Work to complete => Where a line contains the word "JSON", copy that line in full.

Information provided =>
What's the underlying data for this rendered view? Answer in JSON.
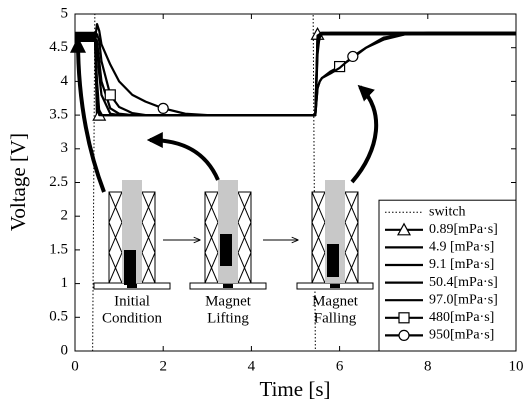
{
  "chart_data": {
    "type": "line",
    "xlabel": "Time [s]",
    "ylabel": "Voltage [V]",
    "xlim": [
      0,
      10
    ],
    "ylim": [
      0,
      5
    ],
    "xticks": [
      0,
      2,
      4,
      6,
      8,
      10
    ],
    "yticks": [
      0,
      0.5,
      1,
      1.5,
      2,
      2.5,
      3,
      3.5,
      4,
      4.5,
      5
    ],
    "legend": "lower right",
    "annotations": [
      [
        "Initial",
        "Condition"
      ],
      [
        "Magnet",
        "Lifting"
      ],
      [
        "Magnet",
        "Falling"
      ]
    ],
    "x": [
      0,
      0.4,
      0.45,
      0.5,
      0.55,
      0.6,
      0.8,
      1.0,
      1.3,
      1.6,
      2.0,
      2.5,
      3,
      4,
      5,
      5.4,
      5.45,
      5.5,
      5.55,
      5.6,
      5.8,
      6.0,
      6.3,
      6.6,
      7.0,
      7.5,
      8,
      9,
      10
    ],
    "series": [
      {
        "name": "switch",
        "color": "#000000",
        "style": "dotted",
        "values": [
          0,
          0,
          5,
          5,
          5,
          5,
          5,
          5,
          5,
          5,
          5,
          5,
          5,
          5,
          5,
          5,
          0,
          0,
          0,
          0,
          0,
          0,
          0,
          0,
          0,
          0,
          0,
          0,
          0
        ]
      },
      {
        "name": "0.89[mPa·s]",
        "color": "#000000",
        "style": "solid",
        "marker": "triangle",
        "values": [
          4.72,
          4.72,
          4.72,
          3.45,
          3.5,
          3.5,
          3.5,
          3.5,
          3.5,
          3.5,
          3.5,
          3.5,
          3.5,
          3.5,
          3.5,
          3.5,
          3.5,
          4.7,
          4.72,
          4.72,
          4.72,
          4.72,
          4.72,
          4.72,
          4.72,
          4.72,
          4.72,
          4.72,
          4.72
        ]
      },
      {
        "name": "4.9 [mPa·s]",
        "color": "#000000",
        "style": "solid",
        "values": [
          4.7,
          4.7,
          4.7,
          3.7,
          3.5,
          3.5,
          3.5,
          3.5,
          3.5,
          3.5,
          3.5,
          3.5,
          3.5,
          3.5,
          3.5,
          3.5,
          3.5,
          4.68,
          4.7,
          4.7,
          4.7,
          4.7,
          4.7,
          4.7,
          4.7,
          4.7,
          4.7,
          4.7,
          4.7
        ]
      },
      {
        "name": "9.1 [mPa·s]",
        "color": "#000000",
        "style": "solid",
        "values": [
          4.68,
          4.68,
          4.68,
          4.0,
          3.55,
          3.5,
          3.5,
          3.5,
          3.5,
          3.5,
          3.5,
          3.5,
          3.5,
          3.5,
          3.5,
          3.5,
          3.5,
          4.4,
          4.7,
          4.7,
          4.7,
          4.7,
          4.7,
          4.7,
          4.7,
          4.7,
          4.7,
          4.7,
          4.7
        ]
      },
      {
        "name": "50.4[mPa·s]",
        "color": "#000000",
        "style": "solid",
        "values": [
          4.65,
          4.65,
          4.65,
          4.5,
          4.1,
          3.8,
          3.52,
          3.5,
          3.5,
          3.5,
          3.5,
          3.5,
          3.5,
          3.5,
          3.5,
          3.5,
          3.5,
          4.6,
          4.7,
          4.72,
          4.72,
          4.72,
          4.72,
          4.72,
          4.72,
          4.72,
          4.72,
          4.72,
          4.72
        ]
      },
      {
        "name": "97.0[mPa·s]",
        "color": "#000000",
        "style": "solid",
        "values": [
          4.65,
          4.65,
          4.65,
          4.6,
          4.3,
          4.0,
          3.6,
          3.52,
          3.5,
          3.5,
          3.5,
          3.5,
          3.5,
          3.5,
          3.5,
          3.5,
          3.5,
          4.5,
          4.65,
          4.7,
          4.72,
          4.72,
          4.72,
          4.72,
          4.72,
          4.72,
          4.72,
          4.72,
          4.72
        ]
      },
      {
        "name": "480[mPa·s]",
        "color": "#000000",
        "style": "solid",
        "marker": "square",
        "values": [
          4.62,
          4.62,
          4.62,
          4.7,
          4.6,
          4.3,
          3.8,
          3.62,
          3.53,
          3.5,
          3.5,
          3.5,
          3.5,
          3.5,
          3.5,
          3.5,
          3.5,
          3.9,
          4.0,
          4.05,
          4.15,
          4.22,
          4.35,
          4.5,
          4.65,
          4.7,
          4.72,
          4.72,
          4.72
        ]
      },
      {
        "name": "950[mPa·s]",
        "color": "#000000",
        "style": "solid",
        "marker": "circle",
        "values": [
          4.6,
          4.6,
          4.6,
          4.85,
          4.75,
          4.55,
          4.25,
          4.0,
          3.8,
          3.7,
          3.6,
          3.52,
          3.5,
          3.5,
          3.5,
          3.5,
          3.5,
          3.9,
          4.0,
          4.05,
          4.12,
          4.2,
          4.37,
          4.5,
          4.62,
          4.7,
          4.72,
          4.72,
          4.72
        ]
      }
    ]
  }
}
* * *
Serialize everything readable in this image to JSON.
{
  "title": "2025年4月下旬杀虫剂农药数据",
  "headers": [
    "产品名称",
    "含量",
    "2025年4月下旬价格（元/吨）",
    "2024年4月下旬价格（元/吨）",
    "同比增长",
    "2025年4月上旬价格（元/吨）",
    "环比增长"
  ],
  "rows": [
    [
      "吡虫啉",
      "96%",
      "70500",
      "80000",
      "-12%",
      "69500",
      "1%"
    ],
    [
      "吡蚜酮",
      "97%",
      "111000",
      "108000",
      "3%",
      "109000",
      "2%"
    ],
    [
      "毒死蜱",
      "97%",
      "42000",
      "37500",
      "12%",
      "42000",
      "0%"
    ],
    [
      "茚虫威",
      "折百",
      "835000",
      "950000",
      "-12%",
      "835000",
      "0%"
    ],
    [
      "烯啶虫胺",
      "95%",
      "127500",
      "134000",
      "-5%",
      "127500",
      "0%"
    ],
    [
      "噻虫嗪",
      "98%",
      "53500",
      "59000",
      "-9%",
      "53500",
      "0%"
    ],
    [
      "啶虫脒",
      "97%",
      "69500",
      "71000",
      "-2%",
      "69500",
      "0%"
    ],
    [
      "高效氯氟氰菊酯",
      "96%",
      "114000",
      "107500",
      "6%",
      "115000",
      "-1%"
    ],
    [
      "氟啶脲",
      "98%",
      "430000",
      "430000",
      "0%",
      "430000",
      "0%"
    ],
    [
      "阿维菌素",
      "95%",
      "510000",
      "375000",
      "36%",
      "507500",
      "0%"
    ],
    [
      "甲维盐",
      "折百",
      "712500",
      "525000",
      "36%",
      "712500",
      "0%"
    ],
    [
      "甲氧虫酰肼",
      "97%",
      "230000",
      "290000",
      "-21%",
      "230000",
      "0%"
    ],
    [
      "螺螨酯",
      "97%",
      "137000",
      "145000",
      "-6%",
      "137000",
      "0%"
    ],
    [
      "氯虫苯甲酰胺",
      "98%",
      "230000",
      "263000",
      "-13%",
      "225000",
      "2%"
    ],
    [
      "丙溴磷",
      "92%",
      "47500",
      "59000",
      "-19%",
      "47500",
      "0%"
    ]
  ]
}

Answer to this task =>
What's the underlying data for this rendered view? Answer in JSON.
Serialize everything readable in this image to JSON.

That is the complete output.